__Exercise description__
Print all the records exactly, please.

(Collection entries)
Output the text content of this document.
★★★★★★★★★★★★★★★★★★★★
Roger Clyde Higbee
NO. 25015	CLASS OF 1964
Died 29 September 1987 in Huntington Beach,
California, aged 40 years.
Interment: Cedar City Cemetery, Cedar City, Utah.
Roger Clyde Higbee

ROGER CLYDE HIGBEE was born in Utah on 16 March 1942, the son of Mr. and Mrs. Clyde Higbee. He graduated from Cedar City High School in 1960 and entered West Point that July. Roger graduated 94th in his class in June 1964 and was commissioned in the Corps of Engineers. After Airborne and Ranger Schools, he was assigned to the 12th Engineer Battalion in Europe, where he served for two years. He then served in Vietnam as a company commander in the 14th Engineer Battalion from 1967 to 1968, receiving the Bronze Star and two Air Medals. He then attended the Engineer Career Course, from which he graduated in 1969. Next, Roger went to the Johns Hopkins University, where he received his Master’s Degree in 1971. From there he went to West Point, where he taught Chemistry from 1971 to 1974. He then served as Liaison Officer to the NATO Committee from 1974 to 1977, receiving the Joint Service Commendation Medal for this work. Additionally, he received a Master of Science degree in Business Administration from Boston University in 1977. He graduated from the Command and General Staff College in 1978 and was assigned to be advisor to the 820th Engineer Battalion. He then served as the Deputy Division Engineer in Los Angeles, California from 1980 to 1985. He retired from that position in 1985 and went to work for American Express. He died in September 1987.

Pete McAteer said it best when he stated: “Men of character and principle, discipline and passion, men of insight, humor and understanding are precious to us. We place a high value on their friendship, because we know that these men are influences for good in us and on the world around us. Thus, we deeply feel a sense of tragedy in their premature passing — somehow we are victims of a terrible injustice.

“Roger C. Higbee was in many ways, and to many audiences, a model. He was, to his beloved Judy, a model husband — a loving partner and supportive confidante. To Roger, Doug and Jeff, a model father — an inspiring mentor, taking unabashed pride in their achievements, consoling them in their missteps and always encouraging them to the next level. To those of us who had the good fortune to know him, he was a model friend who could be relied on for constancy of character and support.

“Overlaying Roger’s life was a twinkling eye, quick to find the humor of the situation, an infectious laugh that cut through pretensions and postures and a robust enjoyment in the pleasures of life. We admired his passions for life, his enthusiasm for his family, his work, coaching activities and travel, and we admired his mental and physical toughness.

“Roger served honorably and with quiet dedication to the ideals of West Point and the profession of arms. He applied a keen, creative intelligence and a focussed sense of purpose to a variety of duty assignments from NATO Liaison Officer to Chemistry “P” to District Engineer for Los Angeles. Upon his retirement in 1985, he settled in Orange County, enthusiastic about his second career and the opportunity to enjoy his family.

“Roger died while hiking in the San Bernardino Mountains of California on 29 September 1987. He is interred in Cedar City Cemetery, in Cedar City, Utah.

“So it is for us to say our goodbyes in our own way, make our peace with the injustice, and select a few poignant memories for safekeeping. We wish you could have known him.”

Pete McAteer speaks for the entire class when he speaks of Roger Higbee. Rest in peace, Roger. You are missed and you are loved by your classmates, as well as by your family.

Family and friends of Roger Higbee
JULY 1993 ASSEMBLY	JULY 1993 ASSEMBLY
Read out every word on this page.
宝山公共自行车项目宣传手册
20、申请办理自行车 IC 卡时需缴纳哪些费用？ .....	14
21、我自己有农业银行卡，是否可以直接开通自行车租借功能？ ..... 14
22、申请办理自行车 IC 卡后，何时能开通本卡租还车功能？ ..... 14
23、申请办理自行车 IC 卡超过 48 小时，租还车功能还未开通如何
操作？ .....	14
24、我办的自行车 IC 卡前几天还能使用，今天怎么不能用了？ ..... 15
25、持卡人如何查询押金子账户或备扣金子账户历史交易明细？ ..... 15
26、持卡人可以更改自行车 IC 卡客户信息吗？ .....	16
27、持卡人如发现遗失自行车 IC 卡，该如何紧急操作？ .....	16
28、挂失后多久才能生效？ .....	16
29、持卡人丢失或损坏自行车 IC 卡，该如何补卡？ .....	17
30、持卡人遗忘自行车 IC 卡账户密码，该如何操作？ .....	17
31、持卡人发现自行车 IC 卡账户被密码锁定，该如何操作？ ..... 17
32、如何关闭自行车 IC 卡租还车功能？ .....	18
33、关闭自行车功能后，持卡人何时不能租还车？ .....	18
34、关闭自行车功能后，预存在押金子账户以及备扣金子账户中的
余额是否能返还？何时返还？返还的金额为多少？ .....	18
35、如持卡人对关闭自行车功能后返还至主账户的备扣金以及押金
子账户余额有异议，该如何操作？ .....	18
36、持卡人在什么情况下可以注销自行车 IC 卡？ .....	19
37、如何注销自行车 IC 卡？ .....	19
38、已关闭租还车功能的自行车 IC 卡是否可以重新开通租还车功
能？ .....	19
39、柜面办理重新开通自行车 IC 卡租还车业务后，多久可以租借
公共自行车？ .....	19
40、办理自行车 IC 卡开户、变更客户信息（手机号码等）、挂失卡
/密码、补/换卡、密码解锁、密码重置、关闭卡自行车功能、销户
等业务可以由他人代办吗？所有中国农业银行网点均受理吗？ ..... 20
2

__Task output__
Output the text content of this document.
★★★★★★★★★★★★★★★★★★★★
Roger Clyde Higbee
NO. 25015	CLASS OF 1964
Died 29 September 1987 in Huntington Beach,
California, aged 40 years.
Interment: Cedar City Cemetery, Cedar City, Utah.
Roger Clyde Higbee

ROGER CLYDE HIGBEE was born in Utah on 16 March 1942, the son of Mr. and Mrs. Clyde Higbee. He graduated from Cedar City High School in 1960 and entered West Point that July. Roger graduated 94th in his class in June 1964 and was commissioned in the Corps of Engineers. After Airborne and Ranger Schools, he was assigned to the 12th Engineer Battalion in Europe, where he served for two years. He then served in Vietnam as a company commander in the 14th Engineer Battalion from 1967 to 1968, receiving the Bronze Star and two Air Medals. He then attended the Engineer Career Course, from which he graduated in 1969. Next, Roger went to the Johns Hopkins University, where he received his Master’s Degree in 1971. From there he went to West Point, where he taught Chemistry from 1971 to 1974. He then served as Liaison Officer to the NATO Committee from 1974 to 1977, receiving the Joint Service Commendation Medal for this work. Additionally, he received a Master of Science degree in Business Administration from Boston University in 1977. He graduated from the Command and General Staff College in 1978 and was assigned to be advisor to the 820th Engineer Battalion. He then served as the Deputy Division Engineer in Los Angeles, California from 1980 to 1985. He retired from that position in 1985 and went to work for American Express. He died in September 1987.

Pete McAteer said it best when he stated: “Men of character and principle, discipline and passion, men of insight, humor and understanding are precious to us. We place a high value on their friendship, because we know that these men are influences for good in us and on the world around us. Thus, we deeply feel a sense of tragedy in their premature passing — somehow we are victims of a terrible injustice.

“Roger C. Higbee was in many ways, and to many audiences, a model. He was, to his beloved Judy, a model husband — a loving partner and supportive confidante. To Roger, Doug and Jeff, a model father — an inspiring mentor, taking unabashed pride in their achievements, consoling them in their missteps and always encouraging them to the next level. To those of us who had the good fortune to know him, he was a model friend who could be relied on for constancy of character and support.

“Overlaying Roger’s life was a twinkling eye, quick to find the humor of the situation, an infectious laugh that cut through pretensions and postures and a robust enjoyment in the pleasures of life. We admired his passions for life, his enthusiasm for his family, his work, coaching activities and travel, and we admired his mental and physical toughness.

“Roger served honorably and with quiet dedication to the ideals of West Point and the profession of arms. He applied a keen, creative intelligence and a focussed sense of purpose to a variety of duty assignments from NATO Liaison Officer to Chemistry “P” to District Engineer for Los Angeles. Upon his retirement in 1985, he settled in Orange County, enthusiastic about his second career and the opportunity to enjoy his family.

“Roger died while hiking in the San Bernardino Mountains of California on 29 September 1987. He is interred in Cedar City Cemetery, in Cedar City, Utah.

“So it is for us to say our goodbyes in our own way, make our peace with the injustice, and select a few poignant memories for safekeeping. We wish you could have known him.”

Pete McAteer speaks for the entire class when he speaks of Roger Higbee. Rest in peace, Roger. You are missed and you are loved by your classmates, as well as by your family.

Family and friends of Roger Higbee
JULY 1993 ASSEMBLY	JULY 1993 ASSEMBLY
Read out every word on this page.
宝山公共自行车项目宣传手册
20、申请办理自行车 IC 卡时需缴纳哪些费用？ .....	14
21、我自己有农业银行卡，是否可以直接开通自行车租借功能？ ..... 14
22、申请办理自行车 IC 卡后，何时能开通本卡租还车功能？ ..... 14
23、申请办理自行车 IC 卡超过 48 小时，租还车功能还未开通如何
操作？ .....	14
24、我办的自行车 IC 卡前几天还能使用，今天怎么不能用了？ ..... 15
25、持卡人如何查询押金子账户或备扣金子账户历史交易明细？ ..... 15
26、持卡人可以更改自行车 IC 卡客户信息吗？ .....	16
27、持卡人如发现遗失自行车 IC 卡，该如何紧急操作？ .....	16
28、挂失后多久才能生效？ .....	16
29、持卡人丢失或损坏自行车 IC 卡，该如何补卡？ .....	17
30、持卡人遗忘自行车 IC 卡账户密码，该如何操作？ .....	17
31、持卡人发现自行车 IC 卡账户被密码锁定，该如何操作？ ..... 17
32、如何关闭自行车 IC 卡租还车功能？ .....	18
33、关闭自行车功能后，持卡人何时不能租还车？ .....	18
34、关闭自行车功能后，预存在押金子账户以及备扣金子账户中的
余额是否能返还？何时返还？返还的金额为多少？ .....	18
35、如持卡人对关闭自行车功能后返还至主账户的备扣金以及押金
子账户余额有异议，该如何操作？ .....	18
36、持卡人在什么情况下可以注销自行车 IC 卡？ .....	19
37、如何注销自行车 IC 卡？ .....	19
38、已关闭租还车功能的自行车 IC 卡是否可以重新开通租还车功
能？ .....	19
39、柜面办理重新开通自行车 IC 卡租还车业务后，多久可以租借
公共自行车？ .....	19
40、办理自行车 IC 卡开户、变更客户信息（手机号码等）、挂失卡
/密码、补/换卡、密码解锁、密码重置、关闭卡自行车功能、销户
等业务可以由他人代办吗？所有中国农业银行网点均受理吗？ ..... 20
2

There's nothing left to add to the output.